WHAT YOU ARE ASKED TO DO:
Copy out all the lines where "Instagram" shows up.

DATA EXTRACT:
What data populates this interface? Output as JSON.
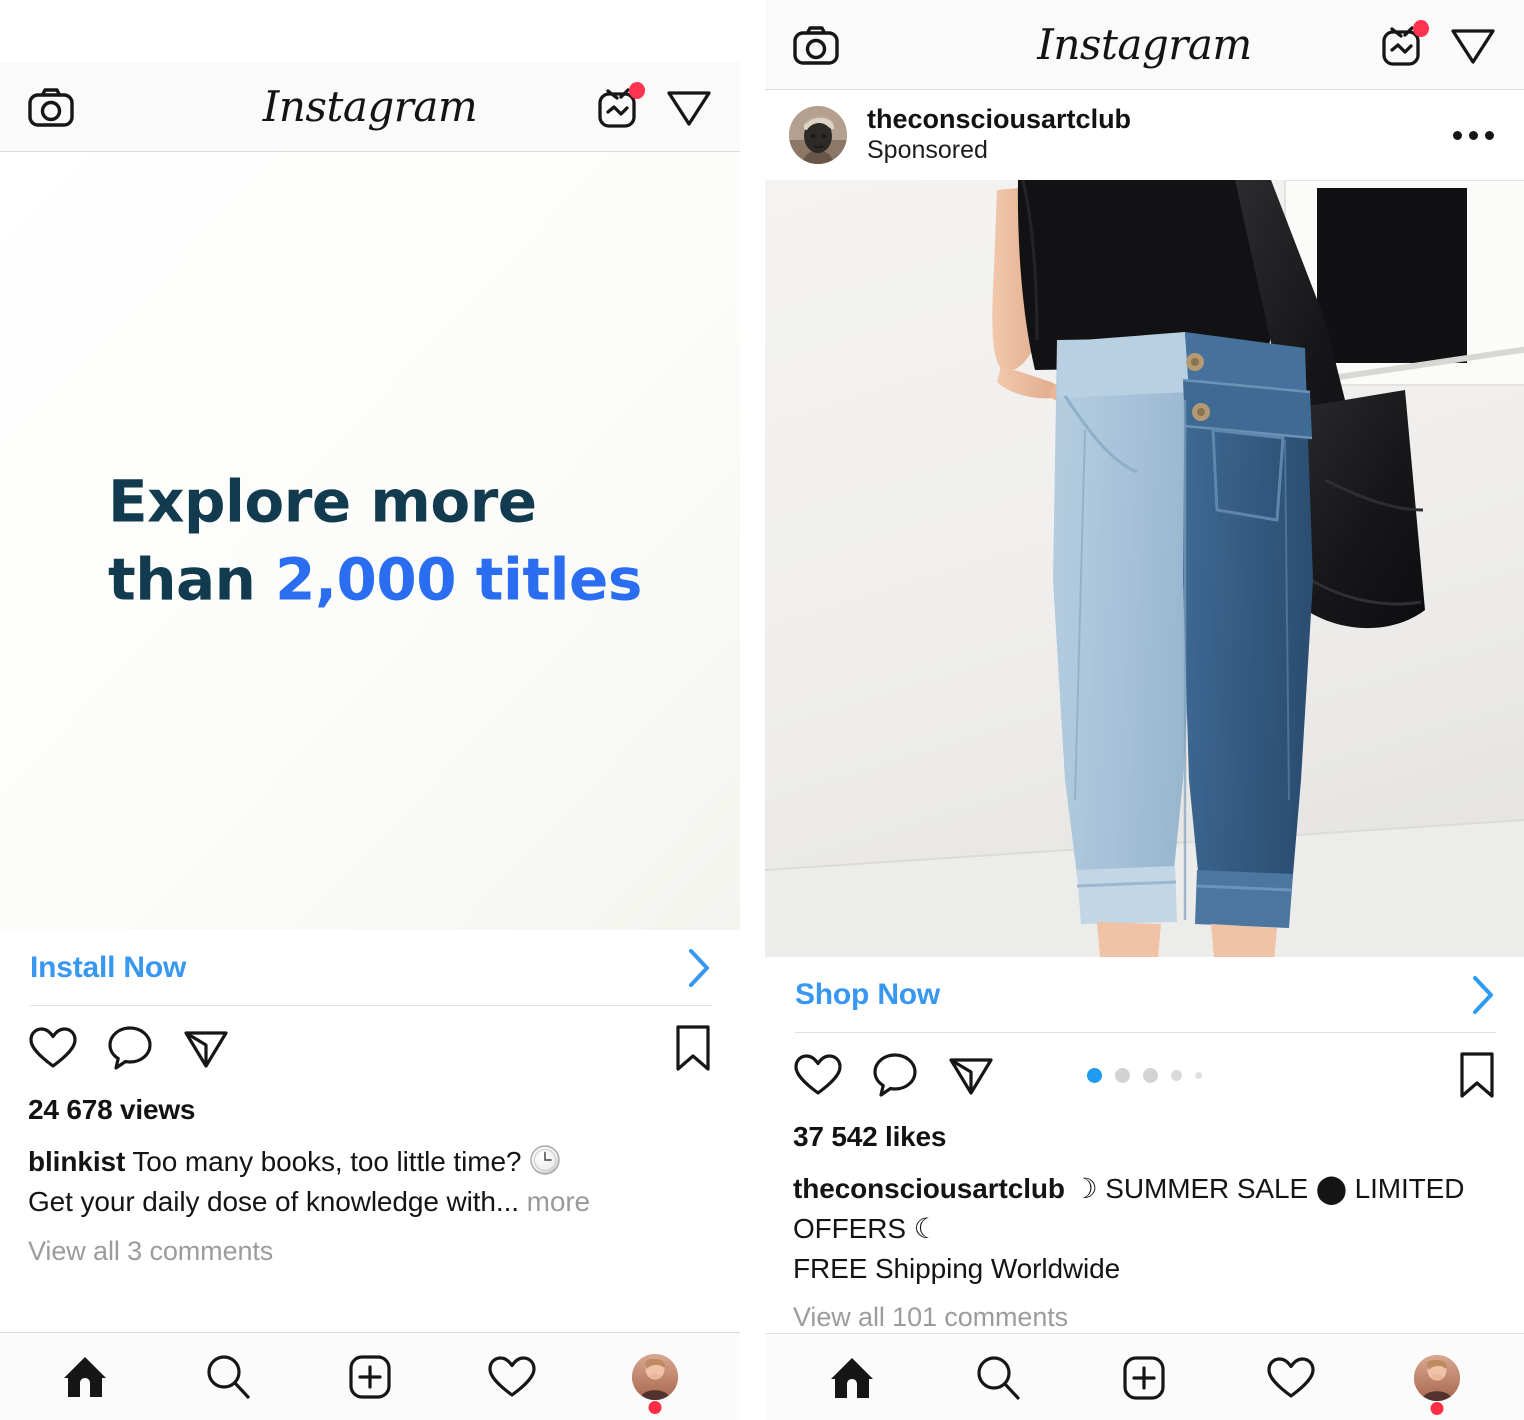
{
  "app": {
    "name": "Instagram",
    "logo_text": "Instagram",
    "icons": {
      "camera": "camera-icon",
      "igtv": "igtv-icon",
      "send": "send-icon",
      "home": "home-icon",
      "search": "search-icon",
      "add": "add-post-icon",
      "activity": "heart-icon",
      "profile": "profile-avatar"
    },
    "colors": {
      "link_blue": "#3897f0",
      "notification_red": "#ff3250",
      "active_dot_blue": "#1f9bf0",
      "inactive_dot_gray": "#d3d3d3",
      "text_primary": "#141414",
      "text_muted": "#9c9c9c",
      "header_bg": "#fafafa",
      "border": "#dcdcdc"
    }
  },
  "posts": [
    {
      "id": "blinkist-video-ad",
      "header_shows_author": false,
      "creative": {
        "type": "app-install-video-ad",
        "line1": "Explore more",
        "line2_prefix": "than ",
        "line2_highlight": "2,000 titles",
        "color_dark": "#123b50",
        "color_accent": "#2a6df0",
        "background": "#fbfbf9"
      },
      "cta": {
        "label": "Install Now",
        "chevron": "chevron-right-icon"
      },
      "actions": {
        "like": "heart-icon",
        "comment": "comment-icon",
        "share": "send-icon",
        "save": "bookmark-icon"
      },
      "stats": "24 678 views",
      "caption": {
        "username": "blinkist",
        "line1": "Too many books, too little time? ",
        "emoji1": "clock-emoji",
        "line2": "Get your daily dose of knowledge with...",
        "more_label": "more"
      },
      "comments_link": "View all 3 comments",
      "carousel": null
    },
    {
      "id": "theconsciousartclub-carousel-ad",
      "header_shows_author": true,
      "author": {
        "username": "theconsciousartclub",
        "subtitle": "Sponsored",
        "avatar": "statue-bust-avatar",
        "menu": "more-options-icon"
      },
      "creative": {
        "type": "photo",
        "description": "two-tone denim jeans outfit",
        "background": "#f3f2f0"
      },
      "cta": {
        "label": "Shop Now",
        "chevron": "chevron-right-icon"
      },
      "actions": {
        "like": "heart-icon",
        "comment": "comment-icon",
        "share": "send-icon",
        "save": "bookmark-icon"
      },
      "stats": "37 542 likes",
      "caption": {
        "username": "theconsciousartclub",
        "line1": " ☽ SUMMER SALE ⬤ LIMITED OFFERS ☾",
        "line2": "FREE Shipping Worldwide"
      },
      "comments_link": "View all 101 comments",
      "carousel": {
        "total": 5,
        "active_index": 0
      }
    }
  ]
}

==

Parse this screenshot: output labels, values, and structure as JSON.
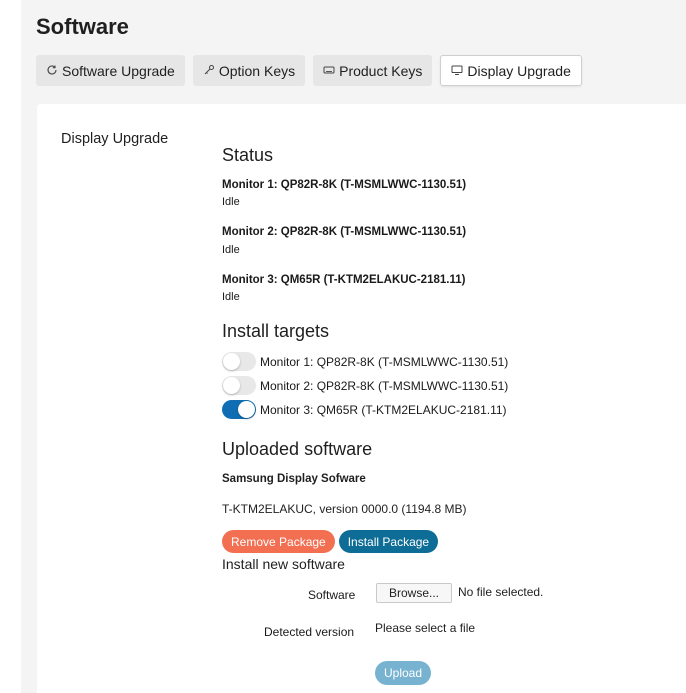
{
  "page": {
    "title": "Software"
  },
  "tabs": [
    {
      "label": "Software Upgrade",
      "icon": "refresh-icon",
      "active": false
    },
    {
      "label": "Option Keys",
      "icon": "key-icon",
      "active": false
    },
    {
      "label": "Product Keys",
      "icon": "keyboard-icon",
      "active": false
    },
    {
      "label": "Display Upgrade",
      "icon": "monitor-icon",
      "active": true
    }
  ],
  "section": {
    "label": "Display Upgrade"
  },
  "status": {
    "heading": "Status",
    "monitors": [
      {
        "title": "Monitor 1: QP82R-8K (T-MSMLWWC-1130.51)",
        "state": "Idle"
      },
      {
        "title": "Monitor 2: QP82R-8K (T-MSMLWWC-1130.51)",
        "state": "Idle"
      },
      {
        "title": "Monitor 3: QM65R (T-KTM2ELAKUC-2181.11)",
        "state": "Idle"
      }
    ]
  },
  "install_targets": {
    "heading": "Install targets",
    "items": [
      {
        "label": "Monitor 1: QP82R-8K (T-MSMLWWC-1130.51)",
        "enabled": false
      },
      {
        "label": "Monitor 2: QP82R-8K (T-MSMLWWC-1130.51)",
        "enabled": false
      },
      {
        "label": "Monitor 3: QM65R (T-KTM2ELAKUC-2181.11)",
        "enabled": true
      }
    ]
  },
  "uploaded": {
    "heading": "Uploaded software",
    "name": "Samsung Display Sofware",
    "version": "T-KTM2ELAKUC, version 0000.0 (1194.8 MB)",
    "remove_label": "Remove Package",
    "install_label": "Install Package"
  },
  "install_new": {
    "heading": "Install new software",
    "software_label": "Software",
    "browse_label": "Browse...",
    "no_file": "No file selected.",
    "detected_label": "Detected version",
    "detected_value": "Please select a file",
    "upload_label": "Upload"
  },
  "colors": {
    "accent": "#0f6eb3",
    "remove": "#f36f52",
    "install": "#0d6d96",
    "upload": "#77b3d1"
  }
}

SOLUTION TO THIS PROBLEM:
    "name": "Instagram",
    "logo_text": "Instagram",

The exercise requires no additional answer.